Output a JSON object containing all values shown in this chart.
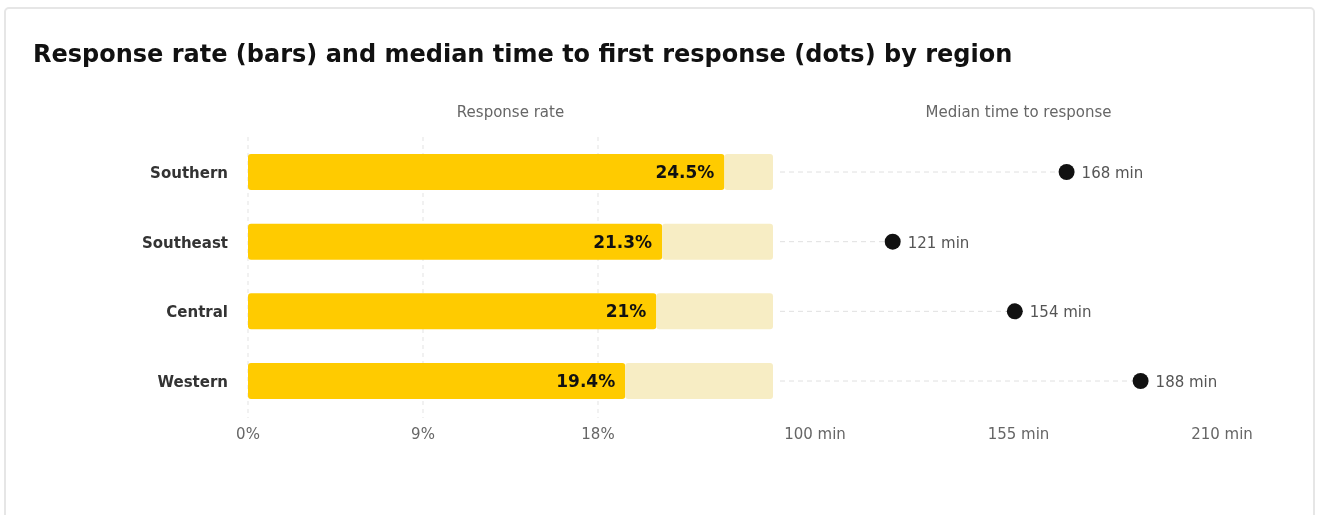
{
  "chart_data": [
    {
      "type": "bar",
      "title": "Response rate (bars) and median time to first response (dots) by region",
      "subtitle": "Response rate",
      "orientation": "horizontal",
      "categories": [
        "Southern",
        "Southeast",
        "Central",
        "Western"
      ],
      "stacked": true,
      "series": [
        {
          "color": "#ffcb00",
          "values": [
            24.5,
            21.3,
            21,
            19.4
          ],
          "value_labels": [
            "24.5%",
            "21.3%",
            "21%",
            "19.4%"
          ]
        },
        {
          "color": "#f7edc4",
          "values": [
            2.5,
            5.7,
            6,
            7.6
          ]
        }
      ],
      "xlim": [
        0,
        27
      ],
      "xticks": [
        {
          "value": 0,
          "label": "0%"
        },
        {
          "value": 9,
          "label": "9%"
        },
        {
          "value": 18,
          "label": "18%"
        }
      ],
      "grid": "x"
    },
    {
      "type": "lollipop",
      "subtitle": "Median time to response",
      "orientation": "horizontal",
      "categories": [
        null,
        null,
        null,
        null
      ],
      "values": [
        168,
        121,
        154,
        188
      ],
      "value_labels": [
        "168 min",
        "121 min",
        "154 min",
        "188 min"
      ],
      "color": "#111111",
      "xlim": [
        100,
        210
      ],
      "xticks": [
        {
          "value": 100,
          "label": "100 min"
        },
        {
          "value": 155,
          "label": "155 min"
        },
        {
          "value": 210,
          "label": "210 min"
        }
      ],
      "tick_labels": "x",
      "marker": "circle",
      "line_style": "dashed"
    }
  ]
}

· · ·

» **TASK OBJECTIVE**: Every entry must be written out exactly, with all pictures left out.

» **SOLUTION BELOW**:
Output a JSON object containing all values shown in this chart.
{
  "chart_data": [
    {
      "type": "bar",
      "title": "Response rate (bars) and median time to first response (dots) by region",
      "subtitle": "Response rate",
      "orientation": "horizontal",
      "categories": [
        "Southern",
        "Southeast",
        "Central",
        "Western"
      ],
      "stacked": true,
      "series": [
        {
          "color": "#ffcb00",
          "values": [
            24.5,
            21.3,
            21,
            19.4
          ],
          "value_labels": [
            "24.5%",
            "21.3%",
            "21%",
            "19.4%"
          ]
        },
        {
          "color": "#f7edc4",
          "values": [
            2.5,
            5.7,
            6,
            7.6
          ]
        }
      ],
      "xlim": [
        0,
        27
      ],
      "xticks": [
        {
          "value": 0,
          "label": "0%"
        },
        {
          "value": 9,
          "label": "9%"
        },
        {
          "value": 18,
          "label": "18%"
        }
      ],
      "grid": "x"
    },
    {
      "type": "lollipop",
      "subtitle": "Median time to response",
      "orientation": "horizontal",
      "categories": [
        null,
        null,
        null,
        null
      ],
      "values": [
        168,
        121,
        154,
        188
      ],
      "value_labels": [
        "168 min",
        "121 min",
        "154 min",
        "188 min"
      ],
      "color": "#111111",
      "xlim": [
        100,
        210
      ],
      "xticks": [
        {
          "value": 100,
          "label": "100 min"
        },
        {
          "value": 155,
          "label": "155 min"
        },
        {
          "value": 210,
          "label": "210 min"
        }
      ],
      "tick_labels": "x",
      "marker": "circle",
      "line_style": "dashed"
    }
  ]
}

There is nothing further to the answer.